> [Records supplied]:
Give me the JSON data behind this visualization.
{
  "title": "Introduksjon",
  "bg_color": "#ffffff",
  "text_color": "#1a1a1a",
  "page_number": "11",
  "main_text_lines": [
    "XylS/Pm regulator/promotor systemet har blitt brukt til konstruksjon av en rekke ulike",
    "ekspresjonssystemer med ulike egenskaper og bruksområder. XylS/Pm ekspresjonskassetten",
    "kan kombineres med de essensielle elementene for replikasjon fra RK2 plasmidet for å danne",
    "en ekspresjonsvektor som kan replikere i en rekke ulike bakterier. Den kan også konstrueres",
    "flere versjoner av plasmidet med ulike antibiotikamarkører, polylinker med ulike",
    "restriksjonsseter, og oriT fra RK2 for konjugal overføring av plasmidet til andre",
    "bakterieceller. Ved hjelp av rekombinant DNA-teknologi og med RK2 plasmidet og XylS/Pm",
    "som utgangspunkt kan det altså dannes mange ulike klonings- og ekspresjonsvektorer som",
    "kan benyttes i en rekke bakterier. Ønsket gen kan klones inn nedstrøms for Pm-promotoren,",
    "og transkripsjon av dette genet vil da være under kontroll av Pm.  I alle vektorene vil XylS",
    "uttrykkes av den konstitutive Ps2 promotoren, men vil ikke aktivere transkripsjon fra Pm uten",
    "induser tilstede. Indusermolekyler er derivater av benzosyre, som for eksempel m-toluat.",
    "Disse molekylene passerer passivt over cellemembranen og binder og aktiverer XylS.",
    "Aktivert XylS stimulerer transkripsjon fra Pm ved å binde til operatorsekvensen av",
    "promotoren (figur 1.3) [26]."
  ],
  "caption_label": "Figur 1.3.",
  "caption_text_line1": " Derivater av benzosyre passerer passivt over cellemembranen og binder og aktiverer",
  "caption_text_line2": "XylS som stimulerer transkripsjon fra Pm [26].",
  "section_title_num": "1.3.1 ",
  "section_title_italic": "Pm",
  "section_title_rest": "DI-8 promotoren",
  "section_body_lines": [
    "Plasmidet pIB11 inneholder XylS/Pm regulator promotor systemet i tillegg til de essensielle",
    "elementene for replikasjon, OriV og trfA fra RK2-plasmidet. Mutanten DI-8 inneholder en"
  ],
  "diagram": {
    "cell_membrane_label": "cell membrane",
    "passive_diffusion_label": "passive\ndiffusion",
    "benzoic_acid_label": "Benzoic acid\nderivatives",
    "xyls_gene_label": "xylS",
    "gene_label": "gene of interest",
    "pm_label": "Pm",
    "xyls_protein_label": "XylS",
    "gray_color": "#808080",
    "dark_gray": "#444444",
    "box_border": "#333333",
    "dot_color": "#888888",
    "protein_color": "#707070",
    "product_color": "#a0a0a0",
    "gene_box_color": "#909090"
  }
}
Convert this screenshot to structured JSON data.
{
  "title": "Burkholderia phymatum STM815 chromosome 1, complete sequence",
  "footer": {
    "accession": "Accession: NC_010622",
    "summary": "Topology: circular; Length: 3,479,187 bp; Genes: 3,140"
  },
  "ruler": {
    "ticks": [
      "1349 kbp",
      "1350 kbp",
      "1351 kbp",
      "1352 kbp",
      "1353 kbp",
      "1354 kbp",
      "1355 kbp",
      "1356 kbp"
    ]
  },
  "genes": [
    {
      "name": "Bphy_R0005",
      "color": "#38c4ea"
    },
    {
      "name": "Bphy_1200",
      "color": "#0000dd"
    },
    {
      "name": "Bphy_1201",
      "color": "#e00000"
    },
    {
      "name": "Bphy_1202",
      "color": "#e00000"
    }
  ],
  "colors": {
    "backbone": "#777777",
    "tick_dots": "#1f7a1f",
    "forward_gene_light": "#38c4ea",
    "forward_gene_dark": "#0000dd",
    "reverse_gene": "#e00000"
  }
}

> [About this exercise]: If the string "regulator" appears in a line of the entries, report the line.

> [Task result]:
    "XylS/Pm regulator/promotor systemet har blitt brukt til konstruksjon av en rekke ulike",
    "Plasmidet pIB11 inneholder XylS/Pm regulator promotor systemet i tillegg til de essensielle",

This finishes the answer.